■ Task to complete:
Locate every line in the records below that holds the word "выходной" and return each one.

■ Records for the task:
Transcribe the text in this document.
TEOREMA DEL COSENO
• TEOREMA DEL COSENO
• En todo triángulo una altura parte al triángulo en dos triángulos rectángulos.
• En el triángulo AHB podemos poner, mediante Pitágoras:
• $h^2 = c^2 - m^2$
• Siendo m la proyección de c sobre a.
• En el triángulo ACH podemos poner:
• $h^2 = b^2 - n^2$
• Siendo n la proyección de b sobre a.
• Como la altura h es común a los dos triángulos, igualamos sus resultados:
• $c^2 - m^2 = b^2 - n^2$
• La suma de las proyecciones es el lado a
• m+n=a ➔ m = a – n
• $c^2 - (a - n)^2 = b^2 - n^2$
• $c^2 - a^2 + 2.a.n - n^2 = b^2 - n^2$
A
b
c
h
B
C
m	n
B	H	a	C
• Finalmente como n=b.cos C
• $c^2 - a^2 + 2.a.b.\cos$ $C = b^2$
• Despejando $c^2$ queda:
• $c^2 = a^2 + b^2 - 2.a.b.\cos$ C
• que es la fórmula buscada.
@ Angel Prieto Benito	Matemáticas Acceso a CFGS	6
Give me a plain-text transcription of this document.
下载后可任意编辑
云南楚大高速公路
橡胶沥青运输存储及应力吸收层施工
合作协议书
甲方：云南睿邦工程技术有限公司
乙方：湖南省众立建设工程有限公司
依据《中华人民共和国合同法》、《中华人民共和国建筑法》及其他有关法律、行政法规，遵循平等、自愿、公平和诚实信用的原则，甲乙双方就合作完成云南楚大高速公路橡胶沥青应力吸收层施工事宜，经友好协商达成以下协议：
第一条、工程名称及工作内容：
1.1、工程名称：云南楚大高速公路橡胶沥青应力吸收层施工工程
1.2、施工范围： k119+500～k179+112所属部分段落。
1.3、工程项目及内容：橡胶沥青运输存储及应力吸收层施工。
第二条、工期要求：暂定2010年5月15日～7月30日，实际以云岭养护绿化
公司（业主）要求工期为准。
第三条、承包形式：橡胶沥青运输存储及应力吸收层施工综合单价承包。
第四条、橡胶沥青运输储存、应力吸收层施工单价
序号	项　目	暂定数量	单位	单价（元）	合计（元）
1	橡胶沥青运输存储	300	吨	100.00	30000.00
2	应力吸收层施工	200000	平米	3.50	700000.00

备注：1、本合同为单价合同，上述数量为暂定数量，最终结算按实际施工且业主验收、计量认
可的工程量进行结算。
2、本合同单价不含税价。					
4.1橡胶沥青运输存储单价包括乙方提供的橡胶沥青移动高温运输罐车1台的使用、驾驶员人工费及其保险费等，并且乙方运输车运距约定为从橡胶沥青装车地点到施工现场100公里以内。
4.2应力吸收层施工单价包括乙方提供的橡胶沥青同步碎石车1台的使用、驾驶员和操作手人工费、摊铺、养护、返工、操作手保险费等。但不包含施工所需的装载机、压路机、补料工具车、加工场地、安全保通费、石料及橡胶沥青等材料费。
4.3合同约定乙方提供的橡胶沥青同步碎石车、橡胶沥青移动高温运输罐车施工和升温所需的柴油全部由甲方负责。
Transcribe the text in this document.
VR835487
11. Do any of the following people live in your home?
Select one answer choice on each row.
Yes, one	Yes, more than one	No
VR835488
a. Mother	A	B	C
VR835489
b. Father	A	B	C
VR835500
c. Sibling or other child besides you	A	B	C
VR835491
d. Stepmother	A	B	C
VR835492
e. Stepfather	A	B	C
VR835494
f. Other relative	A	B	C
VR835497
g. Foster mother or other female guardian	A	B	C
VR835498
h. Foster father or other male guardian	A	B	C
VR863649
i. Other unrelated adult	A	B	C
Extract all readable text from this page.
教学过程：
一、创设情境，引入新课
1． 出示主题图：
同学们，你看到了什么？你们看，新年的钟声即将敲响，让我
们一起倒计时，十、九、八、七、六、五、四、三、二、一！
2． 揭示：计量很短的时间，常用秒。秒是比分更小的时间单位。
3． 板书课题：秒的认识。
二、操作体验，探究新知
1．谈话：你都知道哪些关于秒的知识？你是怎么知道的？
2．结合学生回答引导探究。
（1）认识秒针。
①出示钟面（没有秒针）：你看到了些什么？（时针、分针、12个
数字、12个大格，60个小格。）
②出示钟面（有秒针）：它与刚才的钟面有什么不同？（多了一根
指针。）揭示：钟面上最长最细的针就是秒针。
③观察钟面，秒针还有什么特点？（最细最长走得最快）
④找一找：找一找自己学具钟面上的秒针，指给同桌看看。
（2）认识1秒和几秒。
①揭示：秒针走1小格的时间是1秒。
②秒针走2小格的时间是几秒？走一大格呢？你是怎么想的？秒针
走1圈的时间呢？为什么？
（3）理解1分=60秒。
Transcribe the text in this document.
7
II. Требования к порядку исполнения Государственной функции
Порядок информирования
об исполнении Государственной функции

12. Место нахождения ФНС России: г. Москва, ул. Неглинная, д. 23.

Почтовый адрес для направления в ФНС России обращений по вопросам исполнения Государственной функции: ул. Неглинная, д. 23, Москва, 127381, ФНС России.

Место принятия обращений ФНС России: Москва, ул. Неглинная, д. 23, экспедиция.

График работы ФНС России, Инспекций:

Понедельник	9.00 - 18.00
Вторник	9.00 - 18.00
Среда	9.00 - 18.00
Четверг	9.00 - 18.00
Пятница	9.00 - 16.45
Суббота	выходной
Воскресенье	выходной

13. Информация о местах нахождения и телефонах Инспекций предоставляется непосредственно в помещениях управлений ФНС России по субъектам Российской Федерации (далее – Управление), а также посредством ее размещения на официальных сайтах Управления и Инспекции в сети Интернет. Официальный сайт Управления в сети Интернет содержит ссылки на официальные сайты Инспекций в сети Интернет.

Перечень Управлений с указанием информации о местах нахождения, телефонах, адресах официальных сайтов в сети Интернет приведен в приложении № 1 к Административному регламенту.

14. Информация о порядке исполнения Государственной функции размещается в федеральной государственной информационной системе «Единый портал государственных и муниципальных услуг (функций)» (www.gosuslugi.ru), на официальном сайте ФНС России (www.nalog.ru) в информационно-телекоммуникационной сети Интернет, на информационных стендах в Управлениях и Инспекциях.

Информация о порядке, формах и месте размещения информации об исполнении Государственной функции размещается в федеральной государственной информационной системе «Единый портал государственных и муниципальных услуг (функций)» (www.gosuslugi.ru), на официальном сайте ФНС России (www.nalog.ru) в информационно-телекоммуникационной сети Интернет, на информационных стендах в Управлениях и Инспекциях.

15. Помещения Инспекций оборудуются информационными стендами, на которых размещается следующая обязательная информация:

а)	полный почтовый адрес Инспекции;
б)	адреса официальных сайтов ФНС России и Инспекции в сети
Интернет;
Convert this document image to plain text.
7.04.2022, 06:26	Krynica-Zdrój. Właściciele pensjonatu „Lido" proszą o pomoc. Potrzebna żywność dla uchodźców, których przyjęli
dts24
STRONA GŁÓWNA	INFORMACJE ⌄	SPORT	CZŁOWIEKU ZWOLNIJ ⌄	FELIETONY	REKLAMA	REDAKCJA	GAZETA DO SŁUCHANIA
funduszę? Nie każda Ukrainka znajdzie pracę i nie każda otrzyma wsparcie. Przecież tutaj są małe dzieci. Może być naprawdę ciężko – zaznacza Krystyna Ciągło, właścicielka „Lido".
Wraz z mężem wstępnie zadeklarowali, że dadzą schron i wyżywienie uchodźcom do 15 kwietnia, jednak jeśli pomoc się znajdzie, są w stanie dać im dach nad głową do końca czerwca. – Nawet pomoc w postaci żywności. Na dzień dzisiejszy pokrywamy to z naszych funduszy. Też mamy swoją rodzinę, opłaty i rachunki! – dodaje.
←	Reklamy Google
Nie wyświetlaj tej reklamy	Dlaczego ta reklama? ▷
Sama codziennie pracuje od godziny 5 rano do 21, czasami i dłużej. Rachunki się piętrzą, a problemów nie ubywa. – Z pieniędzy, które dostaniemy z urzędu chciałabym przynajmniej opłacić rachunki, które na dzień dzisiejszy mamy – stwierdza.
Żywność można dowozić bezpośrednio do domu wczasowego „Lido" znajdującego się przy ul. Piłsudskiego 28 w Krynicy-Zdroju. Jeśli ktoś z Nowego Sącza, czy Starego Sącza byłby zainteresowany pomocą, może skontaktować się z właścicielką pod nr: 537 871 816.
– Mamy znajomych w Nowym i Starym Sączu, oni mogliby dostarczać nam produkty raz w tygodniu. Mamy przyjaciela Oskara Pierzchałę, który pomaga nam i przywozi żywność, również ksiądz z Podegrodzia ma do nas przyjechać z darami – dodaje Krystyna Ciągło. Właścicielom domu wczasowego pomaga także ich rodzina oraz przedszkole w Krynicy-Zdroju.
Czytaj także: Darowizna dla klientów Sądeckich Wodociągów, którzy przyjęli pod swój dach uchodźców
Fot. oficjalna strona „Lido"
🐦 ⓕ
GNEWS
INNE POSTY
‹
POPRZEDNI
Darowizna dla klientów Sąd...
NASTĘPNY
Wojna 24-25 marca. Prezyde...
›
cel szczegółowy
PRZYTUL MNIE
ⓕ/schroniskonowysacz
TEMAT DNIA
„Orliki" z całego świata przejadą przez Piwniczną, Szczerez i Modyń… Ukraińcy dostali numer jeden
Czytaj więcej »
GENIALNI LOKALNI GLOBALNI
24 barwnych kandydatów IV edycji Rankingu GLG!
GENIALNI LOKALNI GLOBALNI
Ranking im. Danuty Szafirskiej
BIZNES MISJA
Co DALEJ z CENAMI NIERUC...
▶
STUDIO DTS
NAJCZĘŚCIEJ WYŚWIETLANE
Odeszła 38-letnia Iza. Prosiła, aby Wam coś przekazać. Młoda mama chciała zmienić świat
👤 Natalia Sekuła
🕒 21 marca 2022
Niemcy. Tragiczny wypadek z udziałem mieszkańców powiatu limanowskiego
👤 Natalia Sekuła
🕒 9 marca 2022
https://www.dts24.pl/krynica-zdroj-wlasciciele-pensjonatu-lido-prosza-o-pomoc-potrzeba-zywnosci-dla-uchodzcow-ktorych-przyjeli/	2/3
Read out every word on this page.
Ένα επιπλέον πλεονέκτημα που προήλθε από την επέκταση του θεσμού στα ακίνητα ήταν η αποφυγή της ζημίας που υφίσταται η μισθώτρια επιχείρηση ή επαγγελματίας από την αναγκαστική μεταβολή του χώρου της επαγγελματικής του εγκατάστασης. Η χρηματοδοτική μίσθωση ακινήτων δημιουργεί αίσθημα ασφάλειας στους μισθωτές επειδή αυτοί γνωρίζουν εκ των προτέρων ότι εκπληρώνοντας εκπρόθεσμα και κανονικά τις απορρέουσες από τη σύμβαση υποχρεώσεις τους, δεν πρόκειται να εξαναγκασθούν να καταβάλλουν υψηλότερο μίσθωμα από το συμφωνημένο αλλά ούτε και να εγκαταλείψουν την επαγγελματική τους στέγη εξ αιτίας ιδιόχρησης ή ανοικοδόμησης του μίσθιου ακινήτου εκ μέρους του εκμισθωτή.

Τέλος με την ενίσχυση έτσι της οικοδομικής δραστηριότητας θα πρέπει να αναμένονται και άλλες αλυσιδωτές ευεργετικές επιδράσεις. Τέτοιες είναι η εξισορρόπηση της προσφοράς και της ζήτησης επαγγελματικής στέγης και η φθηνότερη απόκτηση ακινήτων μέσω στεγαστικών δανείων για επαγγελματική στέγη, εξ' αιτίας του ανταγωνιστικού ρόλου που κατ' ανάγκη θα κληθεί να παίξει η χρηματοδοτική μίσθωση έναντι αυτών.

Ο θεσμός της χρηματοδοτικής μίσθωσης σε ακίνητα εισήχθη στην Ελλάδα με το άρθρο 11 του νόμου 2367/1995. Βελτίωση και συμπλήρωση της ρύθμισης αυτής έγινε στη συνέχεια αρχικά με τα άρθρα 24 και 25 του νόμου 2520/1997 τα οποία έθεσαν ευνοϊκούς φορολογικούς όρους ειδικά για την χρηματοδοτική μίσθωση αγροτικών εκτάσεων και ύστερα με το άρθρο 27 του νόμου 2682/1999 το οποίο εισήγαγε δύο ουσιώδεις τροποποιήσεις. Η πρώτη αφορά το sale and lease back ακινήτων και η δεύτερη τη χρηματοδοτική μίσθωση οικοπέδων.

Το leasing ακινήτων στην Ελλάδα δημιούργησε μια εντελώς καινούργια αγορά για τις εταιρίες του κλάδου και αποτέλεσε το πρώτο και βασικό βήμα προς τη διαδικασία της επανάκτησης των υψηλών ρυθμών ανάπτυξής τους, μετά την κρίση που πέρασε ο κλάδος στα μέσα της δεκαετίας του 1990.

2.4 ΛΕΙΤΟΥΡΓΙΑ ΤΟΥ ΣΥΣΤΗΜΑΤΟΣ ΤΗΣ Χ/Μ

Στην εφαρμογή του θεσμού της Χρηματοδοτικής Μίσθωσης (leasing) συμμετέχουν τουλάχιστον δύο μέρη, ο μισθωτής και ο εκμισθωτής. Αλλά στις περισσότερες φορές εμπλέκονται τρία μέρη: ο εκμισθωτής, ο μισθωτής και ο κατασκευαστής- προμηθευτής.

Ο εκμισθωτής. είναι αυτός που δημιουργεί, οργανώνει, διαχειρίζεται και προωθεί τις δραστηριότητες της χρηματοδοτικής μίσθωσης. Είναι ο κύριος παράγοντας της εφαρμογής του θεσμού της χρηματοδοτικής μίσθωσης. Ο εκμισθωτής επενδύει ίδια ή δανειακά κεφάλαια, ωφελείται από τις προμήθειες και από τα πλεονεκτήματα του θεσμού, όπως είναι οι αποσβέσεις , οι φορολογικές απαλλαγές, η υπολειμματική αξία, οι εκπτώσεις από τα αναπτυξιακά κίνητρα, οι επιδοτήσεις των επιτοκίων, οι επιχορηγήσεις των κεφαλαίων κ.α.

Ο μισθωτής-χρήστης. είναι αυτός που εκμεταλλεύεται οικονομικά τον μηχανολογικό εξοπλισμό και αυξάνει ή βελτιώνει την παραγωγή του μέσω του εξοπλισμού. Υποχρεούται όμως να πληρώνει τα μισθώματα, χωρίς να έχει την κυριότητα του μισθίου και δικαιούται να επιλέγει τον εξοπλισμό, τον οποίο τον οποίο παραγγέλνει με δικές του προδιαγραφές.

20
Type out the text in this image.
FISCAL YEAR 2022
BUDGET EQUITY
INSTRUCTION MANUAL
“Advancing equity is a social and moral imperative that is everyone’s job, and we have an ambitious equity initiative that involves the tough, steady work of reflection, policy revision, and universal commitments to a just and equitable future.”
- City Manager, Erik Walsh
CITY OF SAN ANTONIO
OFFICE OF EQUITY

■ Written solution:
Суббота	выходной
Воскресенье	выходной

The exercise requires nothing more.